- _PROBLEM REQUIREMENTS_
Say how many lines in the records include the string "Project", adding no other words.

- _DATA IN THIS EXERCISE_
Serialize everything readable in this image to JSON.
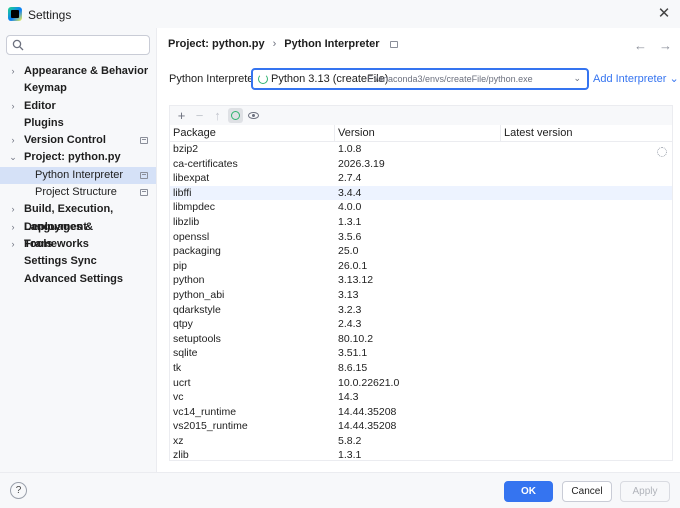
{
  "window": {
    "title": "Settings"
  },
  "sidebar": {
    "search_placeholder": "",
    "items": [
      {
        "label": "Appearance & Behavior",
        "chevron": "›",
        "child": false
      },
      {
        "label": "Keymap",
        "chevron": "",
        "child": false
      },
      {
        "label": "Editor",
        "chevron": "›",
        "child": false
      },
      {
        "label": "Plugins",
        "chevron": "",
        "child": false
      },
      {
        "label": "Version Control",
        "chevron": "›",
        "child": false
      },
      {
        "label": "Project: python.py",
        "chevron": "⌄",
        "child": false
      },
      {
        "label": "Python Interpreter",
        "chevron": "",
        "child": true,
        "selected": true
      },
      {
        "label": "Project Structure",
        "chevron": "",
        "child": true
      },
      {
        "label": "Build, Execution, Deployment",
        "chevron": "›",
        "child": false
      },
      {
        "label": "Languages & Frameworks",
        "chevron": "›",
        "child": false
      },
      {
        "label": "Tools",
        "chevron": "›",
        "child": false
      },
      {
        "label": "Settings Sync",
        "chevron": "",
        "child": false
      },
      {
        "label": "Advanced Settings",
        "chevron": "",
        "child": false
      }
    ]
  },
  "breadcrumb": {
    "project": "Project: python.py",
    "separator": "›",
    "page": "Python Interpreter"
  },
  "interpreter": {
    "label": "Python Interpreter:",
    "selected_name": "Python 3.13 (createFile)",
    "selected_path": "E:/anaconda3/envs/createFile/python.exe",
    "add_label": "Add Interpreter"
  },
  "toolbar": {
    "add": "+",
    "remove": "−",
    "upgrade": "↑"
  },
  "table": {
    "columns": [
      "Package",
      "Version",
      "Latest version"
    ],
    "rows": [
      [
        "bzip2",
        "1.0.8"
      ],
      [
        "ca-certificates",
        "2026.3.19"
      ],
      [
        "libexpat",
        "2.7.4"
      ],
      [
        "libffi",
        "3.4.4"
      ],
      [
        "libmpdec",
        "4.0.0"
      ],
      [
        "libzlib",
        "1.3.1"
      ],
      [
        "openssl",
        "3.5.6"
      ],
      [
        "packaging",
        "25.0"
      ],
      [
        "pip",
        "26.0.1"
      ],
      [
        "python",
        "3.13.12"
      ],
      [
        "python_abi",
        "3.13"
      ],
      [
        "qdarkstyle",
        "3.2.3"
      ],
      [
        "qtpy",
        "2.4.3"
      ],
      [
        "setuptools",
        "80.10.2"
      ],
      [
        "sqlite",
        "3.51.1"
      ],
      [
        "tk",
        "8.6.15"
      ],
      [
        "ucrt",
        "10.0.22621.0"
      ],
      [
        "vc",
        "14.3"
      ],
      [
        "vc14_runtime",
        "14.44.35208"
      ],
      [
        "vs2015_runtime",
        "14.44.35208"
      ],
      [
        "xz",
        "5.8.2"
      ],
      [
        "zlib",
        "1.3.1"
      ]
    ],
    "selected_row": 3
  },
  "footer": {
    "help": "?",
    "ok": "OK",
    "cancel": "Cancel",
    "apply": "Apply"
  },
  "colors": {
    "accent": "#3574f0",
    "selection": "#d5e1f7",
    "row_highlight": "#edf3ff"
  }
}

- _REPLY TO THE TASK_
3